▶ _What is needed_
Repeat all of the data precisely.

Figure record extracts:
● ● ● ●

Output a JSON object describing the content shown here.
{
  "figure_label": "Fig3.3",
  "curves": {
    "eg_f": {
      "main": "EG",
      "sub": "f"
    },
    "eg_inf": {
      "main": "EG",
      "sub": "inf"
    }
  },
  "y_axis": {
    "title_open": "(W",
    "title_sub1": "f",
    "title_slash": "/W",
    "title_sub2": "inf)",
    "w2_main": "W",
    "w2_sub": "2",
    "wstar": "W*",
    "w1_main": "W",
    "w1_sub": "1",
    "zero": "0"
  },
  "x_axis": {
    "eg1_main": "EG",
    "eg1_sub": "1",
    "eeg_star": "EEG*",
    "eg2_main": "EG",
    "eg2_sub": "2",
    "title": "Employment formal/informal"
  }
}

● ● ● ●

▶ _Reply to the task_
Output a JSON object describing the content shown here.
{
  "figure_label": "Fig3.3",
  "curves": {
    "eg_f": {
      "main": "EG",
      "sub": "f"
    },
    "eg_inf": {
      "main": "EG",
      "sub": "inf"
    }
  },
  "y_axis": {
    "title_open": "(W",
    "title_sub1": "f",
    "title_slash": "/W",
    "title_sub2": "inf)",
    "w2_main": "W",
    "w2_sub": "2",
    "wstar": "W*",
    "w1_main": "W",
    "w1_sub": "1",
    "zero": "0"
  },
  "x_axis": {
    "eg1_main": "EG",
    "eg1_sub": "1",
    "eeg_star": "EEG*",
    "eg2_main": "EG",
    "eg2_sub": "2",
    "title": "Employment formal/informal"
  }
}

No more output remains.